## BEGIN Listing

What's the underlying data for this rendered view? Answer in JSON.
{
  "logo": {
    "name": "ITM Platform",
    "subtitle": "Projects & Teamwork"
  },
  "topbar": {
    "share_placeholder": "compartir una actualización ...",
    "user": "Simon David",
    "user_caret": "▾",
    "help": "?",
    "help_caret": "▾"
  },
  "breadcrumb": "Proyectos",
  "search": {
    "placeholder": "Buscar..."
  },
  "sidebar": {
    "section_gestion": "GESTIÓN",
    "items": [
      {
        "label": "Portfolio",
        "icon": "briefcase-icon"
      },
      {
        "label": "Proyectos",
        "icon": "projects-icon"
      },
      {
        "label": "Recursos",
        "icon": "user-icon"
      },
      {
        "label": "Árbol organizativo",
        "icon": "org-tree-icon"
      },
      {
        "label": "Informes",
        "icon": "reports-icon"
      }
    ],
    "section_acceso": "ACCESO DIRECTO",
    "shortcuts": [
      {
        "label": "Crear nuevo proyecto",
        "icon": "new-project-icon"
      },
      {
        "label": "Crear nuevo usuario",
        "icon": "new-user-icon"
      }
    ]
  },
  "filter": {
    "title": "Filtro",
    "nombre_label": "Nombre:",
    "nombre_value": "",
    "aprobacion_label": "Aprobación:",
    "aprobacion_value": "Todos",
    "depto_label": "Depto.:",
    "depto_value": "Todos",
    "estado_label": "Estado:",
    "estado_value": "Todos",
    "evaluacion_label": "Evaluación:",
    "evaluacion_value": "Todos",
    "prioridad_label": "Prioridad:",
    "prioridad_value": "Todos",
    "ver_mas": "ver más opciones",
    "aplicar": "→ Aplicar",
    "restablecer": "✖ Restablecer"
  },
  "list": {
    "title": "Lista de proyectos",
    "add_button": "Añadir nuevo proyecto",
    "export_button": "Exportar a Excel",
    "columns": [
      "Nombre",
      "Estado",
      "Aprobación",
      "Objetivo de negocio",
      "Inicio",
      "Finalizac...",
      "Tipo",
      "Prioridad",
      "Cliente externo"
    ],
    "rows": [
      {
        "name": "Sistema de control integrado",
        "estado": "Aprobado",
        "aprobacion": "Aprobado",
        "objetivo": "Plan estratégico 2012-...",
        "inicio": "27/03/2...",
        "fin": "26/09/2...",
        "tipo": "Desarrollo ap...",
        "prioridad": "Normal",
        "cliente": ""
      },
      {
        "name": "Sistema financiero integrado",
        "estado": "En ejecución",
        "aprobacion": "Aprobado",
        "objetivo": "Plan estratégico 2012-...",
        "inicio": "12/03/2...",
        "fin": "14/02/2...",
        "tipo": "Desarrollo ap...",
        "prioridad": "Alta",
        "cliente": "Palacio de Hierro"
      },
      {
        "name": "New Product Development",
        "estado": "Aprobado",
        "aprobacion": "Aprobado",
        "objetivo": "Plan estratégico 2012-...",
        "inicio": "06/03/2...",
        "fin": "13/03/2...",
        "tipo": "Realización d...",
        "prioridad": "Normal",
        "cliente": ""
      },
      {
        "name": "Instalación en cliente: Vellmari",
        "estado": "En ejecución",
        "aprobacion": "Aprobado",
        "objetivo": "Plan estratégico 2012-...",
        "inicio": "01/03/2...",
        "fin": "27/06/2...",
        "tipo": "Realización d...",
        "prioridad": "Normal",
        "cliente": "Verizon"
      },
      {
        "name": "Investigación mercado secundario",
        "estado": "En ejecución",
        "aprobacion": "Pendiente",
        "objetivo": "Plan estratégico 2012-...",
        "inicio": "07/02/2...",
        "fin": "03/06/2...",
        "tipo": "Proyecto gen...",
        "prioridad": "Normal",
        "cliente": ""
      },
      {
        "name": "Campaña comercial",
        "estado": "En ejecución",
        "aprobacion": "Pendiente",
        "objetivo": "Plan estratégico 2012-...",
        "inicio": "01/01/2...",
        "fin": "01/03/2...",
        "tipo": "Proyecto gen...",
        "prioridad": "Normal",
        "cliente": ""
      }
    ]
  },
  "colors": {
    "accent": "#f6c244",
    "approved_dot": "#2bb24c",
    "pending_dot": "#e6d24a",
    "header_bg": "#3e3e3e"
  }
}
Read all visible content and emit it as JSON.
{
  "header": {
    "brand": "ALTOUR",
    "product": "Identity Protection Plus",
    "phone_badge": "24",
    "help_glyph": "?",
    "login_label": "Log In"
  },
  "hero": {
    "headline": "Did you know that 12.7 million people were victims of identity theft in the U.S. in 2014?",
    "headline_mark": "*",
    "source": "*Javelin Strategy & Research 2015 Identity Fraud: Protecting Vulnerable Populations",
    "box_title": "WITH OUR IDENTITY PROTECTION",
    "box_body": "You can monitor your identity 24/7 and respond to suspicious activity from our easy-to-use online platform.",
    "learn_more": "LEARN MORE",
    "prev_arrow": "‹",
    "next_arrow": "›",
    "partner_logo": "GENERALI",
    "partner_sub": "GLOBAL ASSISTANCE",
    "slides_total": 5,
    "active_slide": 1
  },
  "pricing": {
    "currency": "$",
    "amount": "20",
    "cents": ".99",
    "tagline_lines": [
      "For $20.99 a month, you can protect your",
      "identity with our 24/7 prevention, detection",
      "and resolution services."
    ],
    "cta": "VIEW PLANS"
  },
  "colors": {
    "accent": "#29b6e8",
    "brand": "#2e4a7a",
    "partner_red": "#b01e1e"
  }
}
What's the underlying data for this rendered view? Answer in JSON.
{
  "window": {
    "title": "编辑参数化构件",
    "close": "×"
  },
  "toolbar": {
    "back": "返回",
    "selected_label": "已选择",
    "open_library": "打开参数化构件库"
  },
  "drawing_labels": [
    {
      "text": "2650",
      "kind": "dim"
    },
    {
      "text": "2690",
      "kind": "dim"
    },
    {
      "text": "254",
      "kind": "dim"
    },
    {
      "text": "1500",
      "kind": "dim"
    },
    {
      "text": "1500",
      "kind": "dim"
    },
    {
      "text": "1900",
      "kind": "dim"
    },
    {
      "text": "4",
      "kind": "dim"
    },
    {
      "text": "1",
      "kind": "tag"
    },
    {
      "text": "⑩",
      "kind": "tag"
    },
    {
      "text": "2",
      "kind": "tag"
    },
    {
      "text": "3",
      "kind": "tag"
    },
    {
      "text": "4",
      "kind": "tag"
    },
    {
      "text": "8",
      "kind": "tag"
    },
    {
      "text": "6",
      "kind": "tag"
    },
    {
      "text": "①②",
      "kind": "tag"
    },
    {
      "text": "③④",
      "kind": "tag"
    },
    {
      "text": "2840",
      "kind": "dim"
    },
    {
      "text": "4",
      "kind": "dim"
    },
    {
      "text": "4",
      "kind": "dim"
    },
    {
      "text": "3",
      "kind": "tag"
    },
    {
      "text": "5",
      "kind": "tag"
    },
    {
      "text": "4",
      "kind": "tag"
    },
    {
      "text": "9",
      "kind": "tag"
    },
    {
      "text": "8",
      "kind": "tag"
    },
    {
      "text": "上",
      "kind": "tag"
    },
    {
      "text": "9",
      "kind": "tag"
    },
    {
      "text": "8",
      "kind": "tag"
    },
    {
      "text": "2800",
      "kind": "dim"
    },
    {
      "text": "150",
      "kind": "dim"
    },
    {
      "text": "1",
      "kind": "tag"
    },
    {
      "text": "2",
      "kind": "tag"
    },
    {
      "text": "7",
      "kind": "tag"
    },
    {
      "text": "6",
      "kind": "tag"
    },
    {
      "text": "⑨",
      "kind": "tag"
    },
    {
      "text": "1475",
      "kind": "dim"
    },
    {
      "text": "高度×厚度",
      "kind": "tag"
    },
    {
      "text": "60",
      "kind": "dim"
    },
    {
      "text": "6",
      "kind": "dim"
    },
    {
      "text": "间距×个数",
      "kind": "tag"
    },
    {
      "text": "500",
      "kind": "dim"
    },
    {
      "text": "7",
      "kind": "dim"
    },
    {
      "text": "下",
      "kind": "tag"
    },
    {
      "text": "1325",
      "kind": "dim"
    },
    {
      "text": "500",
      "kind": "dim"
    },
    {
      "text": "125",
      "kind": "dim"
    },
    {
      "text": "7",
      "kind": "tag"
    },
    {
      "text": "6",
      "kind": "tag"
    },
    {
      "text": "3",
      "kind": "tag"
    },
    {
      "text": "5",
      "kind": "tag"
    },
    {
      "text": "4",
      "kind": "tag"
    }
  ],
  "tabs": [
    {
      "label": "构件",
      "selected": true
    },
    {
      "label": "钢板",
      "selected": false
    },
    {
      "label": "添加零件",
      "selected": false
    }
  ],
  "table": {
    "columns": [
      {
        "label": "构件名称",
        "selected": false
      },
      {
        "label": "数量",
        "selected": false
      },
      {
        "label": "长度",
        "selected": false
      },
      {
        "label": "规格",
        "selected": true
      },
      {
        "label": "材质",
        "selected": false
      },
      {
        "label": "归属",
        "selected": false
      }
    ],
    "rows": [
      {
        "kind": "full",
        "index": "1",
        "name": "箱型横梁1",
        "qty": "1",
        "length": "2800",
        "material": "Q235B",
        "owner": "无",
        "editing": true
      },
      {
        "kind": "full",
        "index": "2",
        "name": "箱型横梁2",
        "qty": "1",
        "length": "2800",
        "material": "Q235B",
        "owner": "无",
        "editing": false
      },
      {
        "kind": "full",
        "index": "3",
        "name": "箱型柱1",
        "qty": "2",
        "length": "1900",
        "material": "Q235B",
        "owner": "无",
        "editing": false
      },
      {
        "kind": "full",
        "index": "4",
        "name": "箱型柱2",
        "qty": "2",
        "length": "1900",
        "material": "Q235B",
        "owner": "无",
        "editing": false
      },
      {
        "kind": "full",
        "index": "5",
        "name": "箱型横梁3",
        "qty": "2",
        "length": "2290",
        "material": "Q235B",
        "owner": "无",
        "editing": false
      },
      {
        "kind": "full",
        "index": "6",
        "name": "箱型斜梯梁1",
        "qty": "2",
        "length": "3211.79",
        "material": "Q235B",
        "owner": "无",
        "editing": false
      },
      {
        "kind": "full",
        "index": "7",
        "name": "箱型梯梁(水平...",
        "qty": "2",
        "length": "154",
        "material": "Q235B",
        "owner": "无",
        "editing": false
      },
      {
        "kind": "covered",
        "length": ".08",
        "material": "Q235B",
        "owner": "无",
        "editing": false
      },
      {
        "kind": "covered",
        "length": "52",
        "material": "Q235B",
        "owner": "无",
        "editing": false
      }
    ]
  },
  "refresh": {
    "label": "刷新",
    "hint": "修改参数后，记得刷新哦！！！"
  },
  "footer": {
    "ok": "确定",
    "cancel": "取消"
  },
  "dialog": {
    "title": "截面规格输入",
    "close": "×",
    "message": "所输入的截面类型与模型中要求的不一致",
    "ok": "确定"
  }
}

## END Listing

--- Written instruction ---
Select from the material above each line in which the string "Todos" appears, and list those lines.

--- Finished task ---
    "aprobacion_value": "Todos",
    "depto_value": "Todos",
    "estado_value": "Todos",
    "evaluacion_value": "Todos",
    "prioridad_value": "Todos",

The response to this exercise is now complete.